__DATA SHOWN__:
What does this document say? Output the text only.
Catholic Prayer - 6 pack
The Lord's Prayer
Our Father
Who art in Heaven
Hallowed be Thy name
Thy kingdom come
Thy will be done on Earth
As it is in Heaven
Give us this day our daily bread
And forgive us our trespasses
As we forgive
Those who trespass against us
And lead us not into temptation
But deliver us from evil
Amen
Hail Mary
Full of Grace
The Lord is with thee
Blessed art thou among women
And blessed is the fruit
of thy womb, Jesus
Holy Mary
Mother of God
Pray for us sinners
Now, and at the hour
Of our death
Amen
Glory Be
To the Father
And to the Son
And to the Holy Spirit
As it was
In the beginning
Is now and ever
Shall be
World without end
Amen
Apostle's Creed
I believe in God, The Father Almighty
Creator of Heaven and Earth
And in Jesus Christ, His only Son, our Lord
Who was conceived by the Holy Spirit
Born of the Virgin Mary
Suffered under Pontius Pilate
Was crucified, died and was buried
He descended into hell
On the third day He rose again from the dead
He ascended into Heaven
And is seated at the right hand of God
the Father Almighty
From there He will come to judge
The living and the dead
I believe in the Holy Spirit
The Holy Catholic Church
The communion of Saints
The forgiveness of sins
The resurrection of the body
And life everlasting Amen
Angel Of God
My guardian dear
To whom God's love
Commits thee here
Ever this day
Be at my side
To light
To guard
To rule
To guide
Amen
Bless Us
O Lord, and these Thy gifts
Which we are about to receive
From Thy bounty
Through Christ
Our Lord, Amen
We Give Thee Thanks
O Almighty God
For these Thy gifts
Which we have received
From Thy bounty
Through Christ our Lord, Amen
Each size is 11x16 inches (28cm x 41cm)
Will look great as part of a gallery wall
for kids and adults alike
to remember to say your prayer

__WHAT THIS TASK INVOLVES__: Pull out the lines above in which the word "Christ" appears.

__SOLVED EXERCISE__:
And in Jesus Christ, His only Son, our Lord
Through Christ
Through Christ our Lord, Amen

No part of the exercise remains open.